▸ **Stated problem**:
Only the lines from the one with "Convert this document image to plain text." to the end of the data below should be given again, exactly, with both ends included and pictures omitted.

▸ **Provided records**:
◇ ◇ ◇ ◇ ◇

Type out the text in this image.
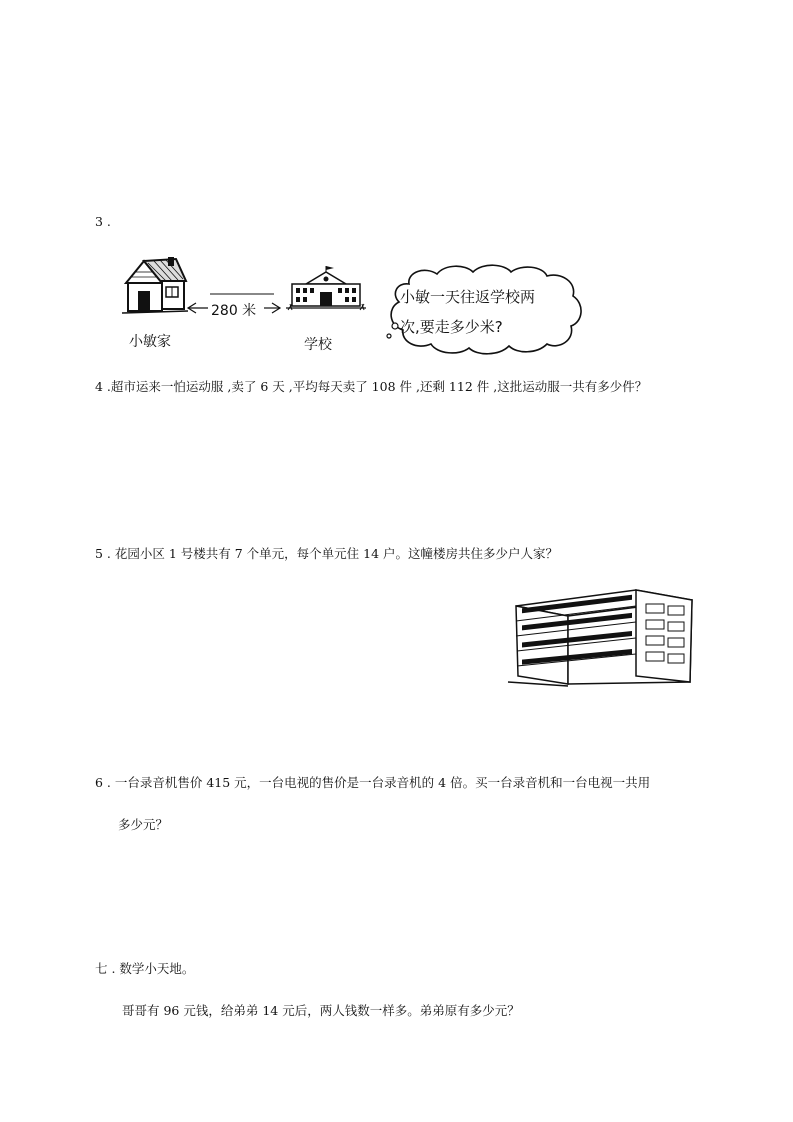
3 .
280 米
小敏家	学校
小敏一天往返学校两
次,要走多少米?
4 .超市运来一怕运动服 ,卖了 6 天 ,平均每天卖了 108 件 ,还剩 112 件 ,这批运动服一共有多少件？
5 . 花园小区 1 号楼共有 7 个单元，每个单元住 14 户。这幢楼房共住多少户人家？
6 . 一台录音机售价 415 元，一台电视的售价是一台录音机的 4 倍。买一台录音机和一台电视一共用
多少元？
七 . 数学小天地。
哥哥有 96 元钱，给弟弟 14 元后，两人钱数一样多。弟弟原有多少元？
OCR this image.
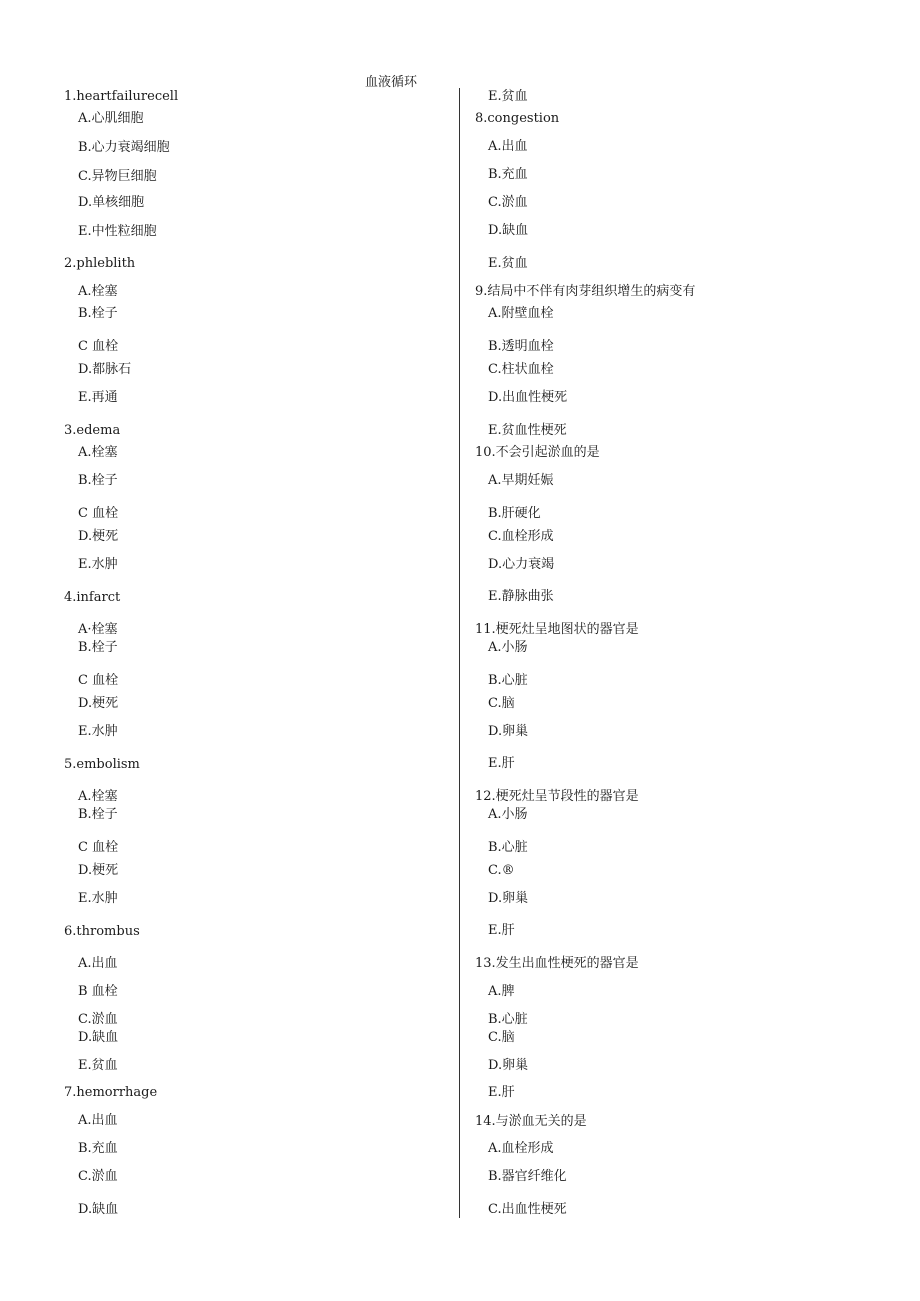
血液循环
1.heartfailurecell
A.心肌细胞
B.心力衰竭细胞
C.异物巨细胞
D.单核细胞
E.中性粒细胞
2.phleblith
A.栓塞
B.栓子
C 血栓
D.都脉石
E.再通
3.edema
A.栓塞
B.栓子
C 血栓
D.梗死
E.水肿
4.infarct
A·栓塞
B.栓子
C 血栓
D.梗死
E.水肿
5.embolism
A.栓塞
B.栓子
C 血栓
D.梗死
E.水肿
6.thrombus
A.出血
B 血栓
C.淤血
D.缺血
E.贫血
7.hemorrhage
A.出血
B.充血
C.淤血
D.缺血
E.贫血
8.congestion
A.出血
B.充血
C.淤血
D.缺血
E.贫血
9.结局中不伴有肉芽组织增生的病变有
A.附壁血栓
B.透明血栓
C.柱状血栓
D.出血性梗死
E.贫血性梗死
10.不会引起淤血的是
A.早期妊娠
B.肝硬化
C.血栓形成
D.心力衰竭
E.静脉曲张
11.梗死灶呈地图状的器官是
A.小肠
B.心脏
C.脑
D.卵巢
E.肝
12.梗死灶呈节段性的器官是
A.小肠
B.心脏
C.®
D.卵巢
E.肝
13.发生出血性梗死的器官是
A.脾
B.心脏
C.脑
D.卵巢
E.肝
14.与淤血无关的是
A.血栓形成
B.器官纤维化
C.出血性梗死
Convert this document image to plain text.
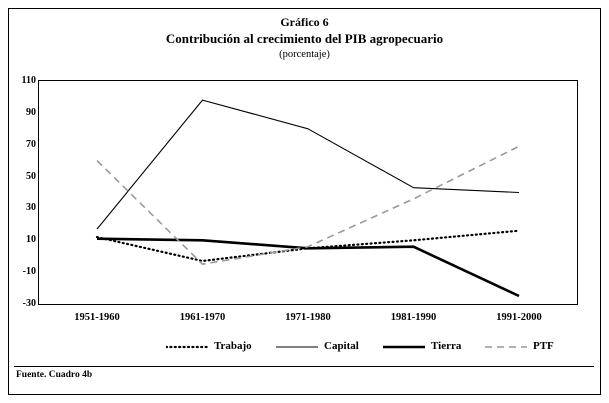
Gráfico 6
Contribución al crecimiento del PIB agropecuario
(porcentaje)
110
90
70
50
30
10
-10
-30
1951-1960	1961-1970	1971-1980	1981-1990	1991-2000
Trabajo	Capital	Tierra	PTF
Fuente. Cuadro 4b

◇ ◇ ◇ ◇ ◇

▸ **Solution to the problem**:
Convert this document image to plain text.
Gráfico 6
Contribución al crecimiento del PIB agropecuario
(porcentaje)
110
90
70
50
30
10
-10
-30
1951-1960	1961-1970	1971-1980	1981-1990	1991-2000
Trabajo	Capital	Tierra	PTF
Fuente. Cuadro 4b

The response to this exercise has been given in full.